> _Written task_:
Type out the records that follow, exactly as given.

>> Start

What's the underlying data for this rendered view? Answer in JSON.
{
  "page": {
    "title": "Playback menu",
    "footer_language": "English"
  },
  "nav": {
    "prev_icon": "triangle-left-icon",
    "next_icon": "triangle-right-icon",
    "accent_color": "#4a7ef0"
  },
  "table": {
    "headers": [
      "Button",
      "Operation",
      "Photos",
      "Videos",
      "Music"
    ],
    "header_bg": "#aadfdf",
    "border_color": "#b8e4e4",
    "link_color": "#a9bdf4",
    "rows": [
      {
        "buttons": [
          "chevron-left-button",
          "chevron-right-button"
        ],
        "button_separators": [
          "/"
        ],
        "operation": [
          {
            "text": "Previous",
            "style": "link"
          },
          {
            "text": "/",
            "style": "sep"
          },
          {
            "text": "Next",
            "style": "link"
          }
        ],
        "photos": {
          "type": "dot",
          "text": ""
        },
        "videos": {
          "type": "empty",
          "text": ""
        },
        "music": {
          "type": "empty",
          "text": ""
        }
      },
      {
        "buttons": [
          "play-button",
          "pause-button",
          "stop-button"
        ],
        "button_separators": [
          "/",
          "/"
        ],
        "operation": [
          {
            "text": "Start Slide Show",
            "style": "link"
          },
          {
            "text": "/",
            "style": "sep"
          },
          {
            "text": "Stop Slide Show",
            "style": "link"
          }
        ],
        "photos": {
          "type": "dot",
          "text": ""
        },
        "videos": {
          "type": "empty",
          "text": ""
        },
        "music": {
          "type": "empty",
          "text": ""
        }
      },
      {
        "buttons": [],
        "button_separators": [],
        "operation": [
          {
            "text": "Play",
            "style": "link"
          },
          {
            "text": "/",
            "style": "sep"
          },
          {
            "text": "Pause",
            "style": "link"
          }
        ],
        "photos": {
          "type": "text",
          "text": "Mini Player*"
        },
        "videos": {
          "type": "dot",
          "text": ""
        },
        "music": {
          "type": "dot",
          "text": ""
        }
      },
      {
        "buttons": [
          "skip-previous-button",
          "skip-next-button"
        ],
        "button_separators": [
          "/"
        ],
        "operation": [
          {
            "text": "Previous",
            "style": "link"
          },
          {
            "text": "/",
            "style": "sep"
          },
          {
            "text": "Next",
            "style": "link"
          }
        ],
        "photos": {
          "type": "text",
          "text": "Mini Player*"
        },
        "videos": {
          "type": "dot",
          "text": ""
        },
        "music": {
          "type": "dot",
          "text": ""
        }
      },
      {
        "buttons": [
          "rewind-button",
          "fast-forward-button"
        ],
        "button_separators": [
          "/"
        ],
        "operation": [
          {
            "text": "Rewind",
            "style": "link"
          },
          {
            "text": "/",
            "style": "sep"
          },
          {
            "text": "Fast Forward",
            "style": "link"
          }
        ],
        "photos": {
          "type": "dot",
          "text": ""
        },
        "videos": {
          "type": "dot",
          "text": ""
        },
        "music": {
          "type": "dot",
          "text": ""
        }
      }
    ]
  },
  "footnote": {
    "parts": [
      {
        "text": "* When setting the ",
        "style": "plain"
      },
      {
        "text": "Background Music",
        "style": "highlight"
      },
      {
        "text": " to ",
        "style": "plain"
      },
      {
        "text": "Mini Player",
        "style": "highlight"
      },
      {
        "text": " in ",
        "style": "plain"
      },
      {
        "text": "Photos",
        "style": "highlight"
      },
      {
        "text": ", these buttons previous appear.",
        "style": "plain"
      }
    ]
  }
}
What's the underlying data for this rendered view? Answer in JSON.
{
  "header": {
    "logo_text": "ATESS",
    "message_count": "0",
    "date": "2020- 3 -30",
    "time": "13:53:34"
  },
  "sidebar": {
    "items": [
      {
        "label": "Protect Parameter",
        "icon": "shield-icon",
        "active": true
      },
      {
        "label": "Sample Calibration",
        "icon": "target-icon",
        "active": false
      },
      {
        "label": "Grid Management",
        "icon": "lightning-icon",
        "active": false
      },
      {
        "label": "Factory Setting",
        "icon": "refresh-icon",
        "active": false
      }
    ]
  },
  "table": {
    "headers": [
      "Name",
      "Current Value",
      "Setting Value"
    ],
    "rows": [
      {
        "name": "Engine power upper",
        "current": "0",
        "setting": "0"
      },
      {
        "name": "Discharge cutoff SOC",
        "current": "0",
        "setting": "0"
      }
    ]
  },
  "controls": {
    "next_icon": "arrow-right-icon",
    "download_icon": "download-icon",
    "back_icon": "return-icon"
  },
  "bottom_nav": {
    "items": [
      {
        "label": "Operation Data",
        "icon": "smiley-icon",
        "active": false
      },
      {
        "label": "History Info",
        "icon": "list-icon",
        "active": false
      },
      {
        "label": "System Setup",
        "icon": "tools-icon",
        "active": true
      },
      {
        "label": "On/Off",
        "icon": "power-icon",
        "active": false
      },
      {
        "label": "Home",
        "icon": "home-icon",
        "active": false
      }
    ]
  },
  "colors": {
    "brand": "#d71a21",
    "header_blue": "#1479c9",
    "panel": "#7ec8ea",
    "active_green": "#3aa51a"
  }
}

>> End

> _Output_:
What's the underlying data for this rendered view? Answer in JSON.
{
  "page": {
    "title": "Playback menu",
    "footer_language": "English"
  },
  "nav": {
    "prev_icon": "triangle-left-icon",
    "next_icon": "triangle-right-icon",
    "accent_color": "#4a7ef0"
  },
  "table": {
    "headers": [
      "Button",
      "Operation",
      "Photos",
      "Videos",
      "Music"
    ],
    "header_bg": "#aadfdf",
    "border_color": "#b8e4e4",
    "link_color": "#a9bdf4",
    "rows": [
      {
        "buttons": [
          "chevron-left-button",
          "chevron-right-button"
        ],
        "button_separators": [
          "/"
        ],
        "operation": [
          {
            "text": "Previous",
            "style": "link"
          },
          {
            "text": "/",
            "style": "sep"
          },
          {
            "text": "Next",
            "style": "link"
          }
        ],
        "photos": {
          "type": "dot",
          "text": ""
        },
        "videos": {
          "type": "empty",
          "text": ""
        },
        "music": {
          "type": "empty",
          "text": ""
        }
      },
      {
        "buttons": [
          "play-button",
          "pause-button",
          "stop-button"
        ],
        "button_separators": [
          "/",
          "/"
        ],
        "operation": [
          {
            "text": "Start Slide Show",
            "style": "link"
          },
          {
            "text": "/",
            "style": "sep"
          },
          {
            "text": "Stop Slide Show",
            "style": "link"
          }
        ],
        "photos": {
          "type": "dot",
          "text": ""
        },
        "videos": {
          "type": "empty",
          "text": ""
        },
        "music": {
          "type": "empty",
          "text": ""
        }
      },
      {
        "buttons": [],
        "button_separators": [],
        "operation": [
          {
            "text": "Play",
            "style": "link"
          },
          {
            "text": "/",
            "style": "sep"
          },
          {
            "text": "Pause",
            "style": "link"
          }
        ],
        "photos": {
          "type": "text",
          "text": "Mini Player*"
        },
        "videos": {
          "type": "dot",
          "text": ""
        },
        "music": {
          "type": "dot",
          "text": ""
        }
      },
      {
        "buttons": [
          "skip-previous-button",
          "skip-next-button"
        ],
        "button_separators": [
          "/"
        ],
        "operation": [
          {
            "text": "Previous",
            "style": "link"
          },
          {
            "text": "/",
            "style": "sep"
          },
          {
            "text": "Next",
            "style": "link"
          }
        ],
        "photos": {
          "type": "text",
          "text": "Mini Player*"
        },
        "videos": {
          "type": "dot",
          "text": ""
        },
        "music": {
          "type": "dot",
          "text": ""
        }
      },
      {
        "buttons": [
          "rewind-button",
          "fast-forward-button"
        ],
        "button_separators": [
          "/"
        ],
        "operation": [
          {
            "text": "Rewind",
            "style": "link"
          },
          {
            "text": "/",
            "style": "sep"
          },
          {
            "text": "Fast Forward",
            "style": "link"
          }
        ],
        "photos": {
          "type": "dot",
          "text": ""
        },
        "videos": {
          "type": "dot",
          "text": ""
        },
        "music": {
          "type": "dot",
          "text": ""
        }
      }
    ]
  },
  "footnote": {
    "parts": [
      {
        "text": "* When setting the ",
        "style": "plain"
      },
      {
        "text": "Background Music",
        "style": "highlight"
      },
      {
        "text": " to ",
        "style": "plain"
      },
      {
        "text": "Mini Player",
        "style": "highlight"
      },
      {
        "text": " in ",
        "style": "plain"
      },
      {
        "text": "Photos",
        "style": "highlight"
      },
      {
        "text": ", these buttons previous appear.",
        "style": "plain"
      }
    ]
  }
}
What's the underlying data for this rendered view? Answer in JSON.
{
  "header": {
    "logo_text": "ATESS",
    "message_count": "0",
    "date": "2020- 3 -30",
    "time": "13:53:34"
  },
  "sidebar": {
    "items": [
      {
        "label": "Protect Parameter",
        "icon": "shield-icon",
        "active": true
      },
      {
        "label": "Sample Calibration",
        "icon": "target-icon",
        "active": false
      },
      {
        "label": "Grid Management",
        "icon": "lightning-icon",
        "active": false
      },
      {
        "label": "Factory Setting",
        "icon": "refresh-icon",
        "active": false
      }
    ]
  },
  "table": {
    "headers": [
      "Name",
      "Current Value",
      "Setting Value"
    ],
    "rows": [
      {
        "name": "Engine power upper",
        "current": "0",
        "setting": "0"
      },
      {
        "name": "Discharge cutoff SOC",
        "current": "0",
        "setting": "0"
      }
    ]
  },
  "controls": {
    "next_icon": "arrow-right-icon",
    "download_icon": "download-icon",
    "back_icon": "return-icon"
  },
  "bottom_nav": {
    "items": [
      {
        "label": "Operation Data",
        "icon": "smiley-icon",
        "active": false
      },
      {
        "label": "History Info",
        "icon": "list-icon",
        "active": false
      },
      {
        "label": "System Setup",
        "icon": "tools-icon",
        "active": true
      },
      {
        "label": "On/Off",
        "icon": "power-icon",
        "active": false
      },
      {
        "label": "Home",
        "icon": "home-icon",
        "active": false
      }
    ]
  },
  "colors": {
    "brand": "#d71a21",
    "header_blue": "#1479c9",
    "panel": "#7ec8ea",
    "active_green": "#3aa51a"
  }
}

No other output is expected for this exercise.